• **DIRECTIVE**: Below are the records; pull every line that includes "supply".

• **THE DATA**:

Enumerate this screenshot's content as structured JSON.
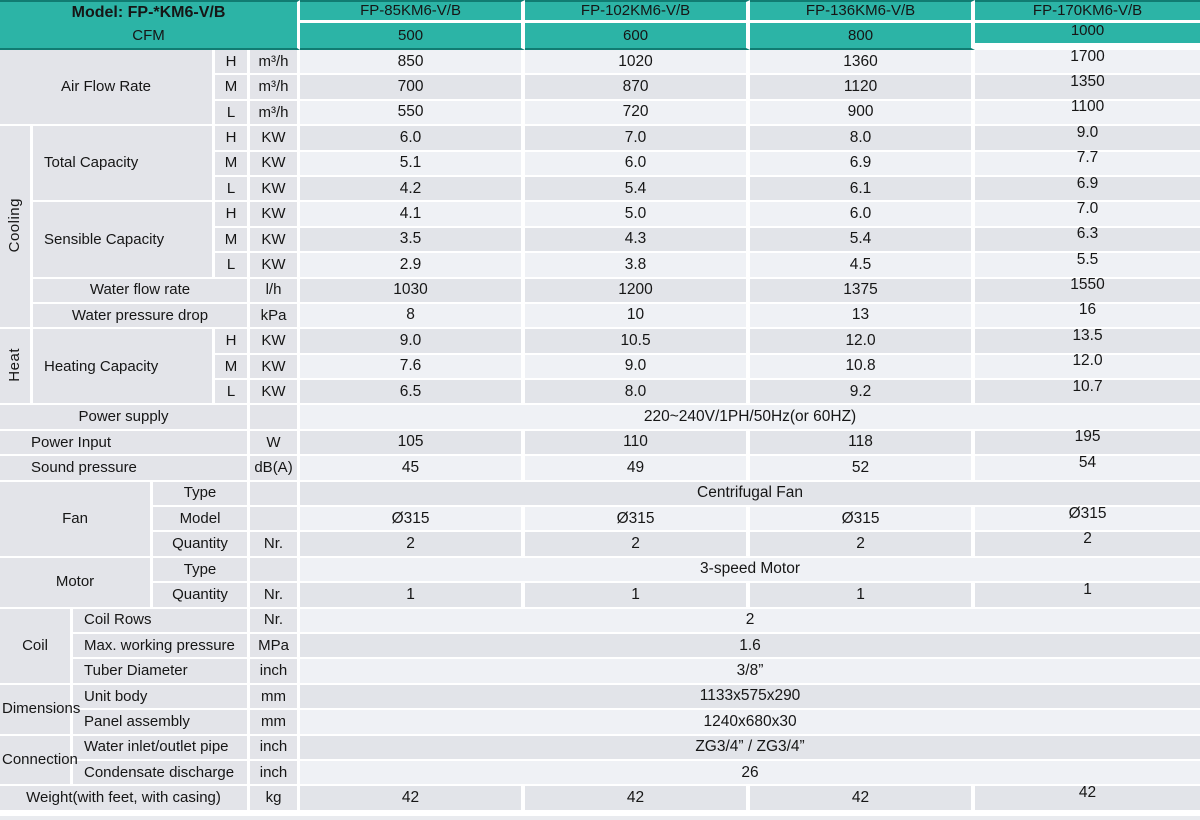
{
  "header": {
    "model_label": "Model: FP-*KM6-V/B",
    "cfm_label": "CFM",
    "models": [
      "FP-85KM6-V/B",
      "FP-102KM6-V/B",
      "FP-136KM6-V/B",
      "FP-170KM6-V/B"
    ],
    "cfm_values": [
      "500",
      "600",
      "800",
      "1000"
    ]
  },
  "colors": {
    "teal": "#2cb4a6",
    "dark_teal_line": "#117c72",
    "label_gray": "#e3e4e9",
    "row_light": "#eff1f5",
    "row_dark": "#e2e4e9"
  },
  "spec_rows": [
    {
      "key": "air-flow-h",
      "shade": "light",
      "cells": [
        {
          "t": "Air Flow Rate",
          "cs": 4,
          "rs": 3,
          "cls": "lab",
          "name": "group-air-flow-rate"
        },
        {
          "t": "H",
          "cls": "lab",
          "name": "speed-h"
        },
        {
          "t": "m³/h",
          "cls": "lab",
          "name": "unit-m3h"
        }
      ],
      "values": [
        "850",
        "1020",
        "1360",
        "1700"
      ]
    },
    {
      "key": "air-flow-m",
      "shade": "dark",
      "cells": [
        {
          "t": "M",
          "cls": "lab",
          "name": "speed-m"
        },
        {
          "t": "m³/h",
          "cls": "lab",
          "name": "unit-m3h"
        }
      ],
      "values": [
        "700",
        "870",
        "1120",
        "1350"
      ]
    },
    {
      "key": "air-flow-l",
      "shade": "light",
      "cells": [
        {
          "t": "L",
          "cls": "lab",
          "name": "speed-l"
        },
        {
          "t": "m³/h",
          "cls": "lab",
          "name": "unit-m3h"
        }
      ],
      "values": [
        "550",
        "720",
        "900",
        "1100"
      ]
    },
    {
      "key": "total-capacity-h",
      "shade": "dark",
      "cells": [
        {
          "t": "Cooling",
          "rs": 8,
          "cls": "lab rot",
          "name": "section-cooling"
        },
        {
          "t": "Total Capacity",
          "cs": 3,
          "rs": 3,
          "cls": "lab tl",
          "name": "group-total-capacity"
        },
        {
          "t": "H",
          "cls": "lab",
          "name": "speed-h"
        },
        {
          "t": "KW",
          "cls": "lab",
          "name": "unit-kw"
        }
      ],
      "values": [
        "6.0",
        "7.0",
        "8.0",
        "9.0"
      ]
    },
    {
      "key": "total-capacity-m",
      "shade": "light",
      "cells": [
        {
          "t": "M",
          "cls": "lab",
          "name": "speed-m"
        },
        {
          "t": "KW",
          "cls": "lab",
          "name": "unit-kw"
        }
      ],
      "values": [
        "5.1",
        "6.0",
        "6.9",
        "7.7"
      ]
    },
    {
      "key": "total-capacity-l",
      "shade": "dark",
      "cells": [
        {
          "t": "L",
          "cls": "lab",
          "name": "speed-l"
        },
        {
          "t": "KW",
          "cls": "lab",
          "name": "unit-kw"
        }
      ],
      "values": [
        "4.2",
        "5.4",
        "6.1",
        "6.9"
      ]
    },
    {
      "key": "sensible-capacity-h",
      "shade": "light",
      "cells": [
        {
          "t": "Sensible Capacity",
          "cs": 3,
          "rs": 3,
          "cls": "lab tl",
          "name": "group-sensible-capacity"
        },
        {
          "t": "H",
          "cls": "lab",
          "name": "speed-h"
        },
        {
          "t": "KW",
          "cls": "lab",
          "name": "unit-kw"
        }
      ],
      "values": [
        "4.1",
        "5.0",
        "6.0",
        "7.0"
      ]
    },
    {
      "key": "sensible-capacity-m",
      "shade": "dark",
      "cells": [
        {
          "t": "M",
          "cls": "lab",
          "name": "speed-m"
        },
        {
          "t": "KW",
          "cls": "lab",
          "name": "unit-kw"
        }
      ],
      "values": [
        "3.5",
        "4.3",
        "5.4",
        "6.3"
      ]
    },
    {
      "key": "sensible-capacity-l",
      "shade": "light",
      "cells": [
        {
          "t": "L",
          "cls": "lab",
          "name": "speed-l"
        },
        {
          "t": "KW",
          "cls": "lab",
          "name": "unit-kw"
        }
      ],
      "values": [
        "2.9",
        "3.8",
        "4.5",
        "5.5"
      ]
    },
    {
      "key": "water-flow-rate",
      "shade": "dark",
      "cells": [
        {
          "t": "Water flow rate",
          "cs": 4,
          "cls": "lab",
          "name": "row-water-flow-rate"
        },
        {
          "t": "l/h",
          "cls": "lab",
          "name": "unit-lh"
        }
      ],
      "values": [
        "1030",
        "1200",
        "1375",
        "1550"
      ]
    },
    {
      "key": "water-pressure-drop",
      "shade": "light",
      "cells": [
        {
          "t": "Water pressure drop",
          "cs": 4,
          "cls": "lab",
          "name": "row-water-pressure-drop"
        },
        {
          "t": "kPa",
          "cls": "lab",
          "name": "unit-kpa"
        }
      ],
      "values": [
        "8",
        "10",
        "13",
        "16"
      ]
    },
    {
      "key": "heating-capacity-h",
      "shade": "dark",
      "cells": [
        {
          "t": "Heat",
          "rs": 3,
          "cls": "lab rot",
          "name": "section-heat"
        },
        {
          "t": "Heating Capacity",
          "cs": 3,
          "rs": 3,
          "cls": "lab tl",
          "name": "group-heating-capacity"
        },
        {
          "t": "H",
          "cls": "lab",
          "name": "speed-h"
        },
        {
          "t": "KW",
          "cls": "lab",
          "name": "unit-kw"
        }
      ],
      "values": [
        "9.0",
        "10.5",
        "12.0",
        "13.5"
      ]
    },
    {
      "key": "heating-capacity-m",
      "shade": "light",
      "cells": [
        {
          "t": "M",
          "cls": "lab",
          "name": "speed-m"
        },
        {
          "t": "KW",
          "cls": "lab",
          "name": "unit-kw"
        }
      ],
      "values": [
        "7.6",
        "9.0",
        "10.8",
        "12.0"
      ]
    },
    {
      "key": "heating-capacity-l",
      "shade": "dark",
      "cells": [
        {
          "t": "L",
          "cls": "lab",
          "name": "speed-l"
        },
        {
          "t": "KW",
          "cls": "lab",
          "name": "unit-kw"
        }
      ],
      "values": [
        "6.5",
        "8.0",
        "9.2",
        "10.7"
      ]
    },
    {
      "key": "power-supply",
      "shade": "light",
      "cells": [
        {
          "t": "Power supply",
          "cs": 5,
          "cls": "lab",
          "name": "row-power-supply"
        },
        {
          "t": "",
          "cls": "lab",
          "name": "unit-empty"
        }
      ],
      "merged": "220~240V/1PH/50Hz(or 60HZ)",
      "merged_name": "value-power-supply"
    },
    {
      "key": "power-input",
      "shade": "dark",
      "cells": [
        {
          "t": "Power Input",
          "cs": 5,
          "cls": "lab tlp",
          "name": "row-power-input"
        },
        {
          "t": "W",
          "cls": "lab",
          "name": "unit-w"
        }
      ],
      "values": [
        "105",
        "110",
        "118",
        "195"
      ]
    },
    {
      "key": "sound-pressure",
      "shade": "light",
      "cells": [
        {
          "t": "Sound pressure",
          "cs": 5,
          "cls": "lab tlp",
          "name": "row-sound-pressure"
        },
        {
          "t": "dB(A)",
          "cls": "lab",
          "name": "unit-dba"
        }
      ],
      "values": [
        "45",
        "49",
        "52",
        "54"
      ]
    },
    {
      "key": "fan-type",
      "shade": "dark",
      "cells": [
        {
          "t": "Fan",
          "cs": 3,
          "rs": 3,
          "cls": "lab",
          "name": "section-fan"
        },
        {
          "t": "Type",
          "cs": 2,
          "cls": "lab",
          "name": "row-fan-type"
        },
        {
          "t": "",
          "cls": "lab",
          "name": "unit-empty"
        }
      ],
      "merged": "Centrifugal Fan",
      "merged_name": "value-fan-type"
    },
    {
      "key": "fan-model",
      "shade": "light",
      "cells": [
        {
          "t": "Model",
          "cs": 2,
          "cls": "lab",
          "name": "row-fan-model"
        },
        {
          "t": "",
          "cls": "lab",
          "name": "unit-empty"
        }
      ],
      "values": [
        "Ø315",
        "Ø315",
        "Ø315",
        "Ø315"
      ]
    },
    {
      "key": "fan-quantity",
      "shade": "dark",
      "cells": [
        {
          "t": "Quantity",
          "cs": 2,
          "cls": "lab",
          "name": "row-fan-quantity"
        },
        {
          "t": "Nr.",
          "cls": "lab",
          "name": "unit-nr"
        }
      ],
      "values": [
        "2",
        "2",
        "2",
        "2"
      ]
    },
    {
      "key": "motor-type",
      "shade": "light",
      "cells": [
        {
          "t": "Motor",
          "cs": 3,
          "rs": 2,
          "cls": "lab",
          "name": "section-motor"
        },
        {
          "t": "Type",
          "cs": 2,
          "cls": "lab",
          "name": "row-motor-type"
        },
        {
          "t": "",
          "cls": "lab",
          "name": "unit-empty"
        }
      ],
      "merged": "3-speed Motor",
      "merged_name": "value-motor-type"
    },
    {
      "key": "motor-quantity",
      "shade": "dark",
      "cells": [
        {
          "t": "Quantity",
          "cs": 2,
          "cls": "lab",
          "name": "row-motor-quantity"
        },
        {
          "t": "Nr.",
          "cls": "lab",
          "name": "unit-nr"
        }
      ],
      "values": [
        "1",
        "1",
        "1",
        "1"
      ]
    },
    {
      "key": "coil-rows",
      "shade": "light",
      "cells": [
        {
          "t": "Coil",
          "cs": 2,
          "rs": 3,
          "cls": "lab",
          "name": "section-coil"
        },
        {
          "t": "Coil Rows",
          "cs": 3,
          "cls": "lab tl",
          "name": "row-coil-rows"
        },
        {
          "t": "Nr.",
          "cls": "lab",
          "name": "unit-nr"
        }
      ],
      "merged": "2",
      "merged_name": "value-coil-rows"
    },
    {
      "key": "max-working-pressure",
      "shade": "dark",
      "cells": [
        {
          "t": "Max. working pressure",
          "cs": 3,
          "cls": "lab tl",
          "name": "row-max-working-pressure"
        },
        {
          "t": "MPa",
          "cls": "lab",
          "name": "unit-mpa"
        }
      ],
      "merged": "1.6",
      "merged_name": "value-max-working-pressure"
    },
    {
      "key": "tuber-diameter",
      "shade": "light",
      "cells": [
        {
          "t": "Tuber Diameter",
          "cs": 3,
          "cls": "lab tl",
          "name": "row-tuber-diameter"
        },
        {
          "t": "inch",
          "cls": "lab",
          "name": "unit-inch"
        }
      ],
      "merged": "3/8”",
      "merged_name": "value-tuber-diameter"
    },
    {
      "key": "unit-body",
      "shade": "dark",
      "cells": [
        {
          "t": "Dimensions",
          "cs": 2,
          "rs": 2,
          "cls": "lab ovf",
          "name": "section-dimensions"
        },
        {
          "t": "Unit body",
          "cs": 3,
          "cls": "lab tl",
          "name": "row-unit-body"
        },
        {
          "t": "mm",
          "cls": "lab",
          "name": "unit-mm"
        }
      ],
      "merged": "1133x575x290",
      "merged_name": "value-unit-body"
    },
    {
      "key": "panel-assembly",
      "shade": "light",
      "cells": [
        {
          "t": "Panel assembly",
          "cs": 3,
          "cls": "lab tl",
          "name": "row-panel-assembly"
        },
        {
          "t": "mm",
          "cls": "lab",
          "name": "unit-mm"
        }
      ],
      "merged": "1240x680x30",
      "merged_name": "value-panel-assembly"
    },
    {
      "key": "water-inlet-outlet-pipe",
      "shade": "dark",
      "cells": [
        {
          "t": "Connection",
          "cs": 2,
          "rs": 2,
          "cls": "lab ovf",
          "name": "section-connection"
        },
        {
          "t": "Water inlet/outlet pipe",
          "cs": 3,
          "cls": "lab tl",
          "name": "row-water-inlet-outlet-pipe"
        },
        {
          "t": "inch",
          "cls": "lab",
          "name": "unit-inch"
        }
      ],
      "merged": "ZG3/4” / ZG3/4”",
      "merged_name": "value-water-inlet-outlet-pipe"
    },
    {
      "key": "condensate-discharge",
      "shade": "light",
      "cells": [
        {
          "t": "Condensate discharge",
          "cs": 3,
          "cls": "lab tl",
          "name": "row-condensate-discharge"
        },
        {
          "t": "inch",
          "cls": "lab",
          "name": "unit-inch"
        }
      ],
      "merged": "26",
      "merged_name": "value-condensate-discharge"
    },
    {
      "key": "weight",
      "shade": "dark",
      "cells": [
        {
          "t": "Weight(with feet, with casing)",
          "cs": 5,
          "cls": "lab",
          "name": "row-weight"
        },
        {
          "t": "kg",
          "cls": "lab",
          "name": "unit-kg"
        }
      ],
      "values": [
        "42",
        "42",
        "42",
        "42"
      ]
    }
  ]
}
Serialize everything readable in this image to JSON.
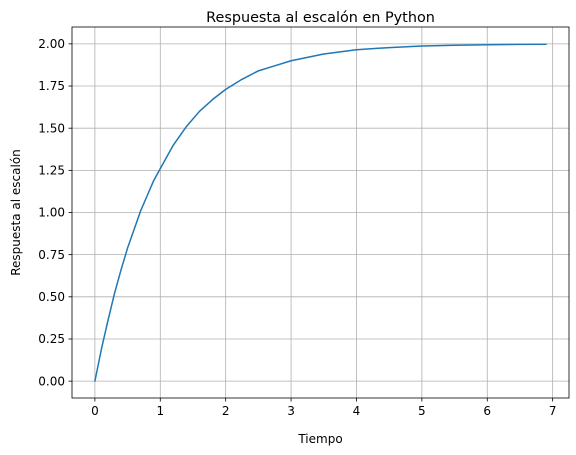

• **EXPECTED ANSWER**:
      "key": "power-supply",
          "t": "Power supply",
          "name": "row-power-supply"
      "merged_name": "value-power-supply"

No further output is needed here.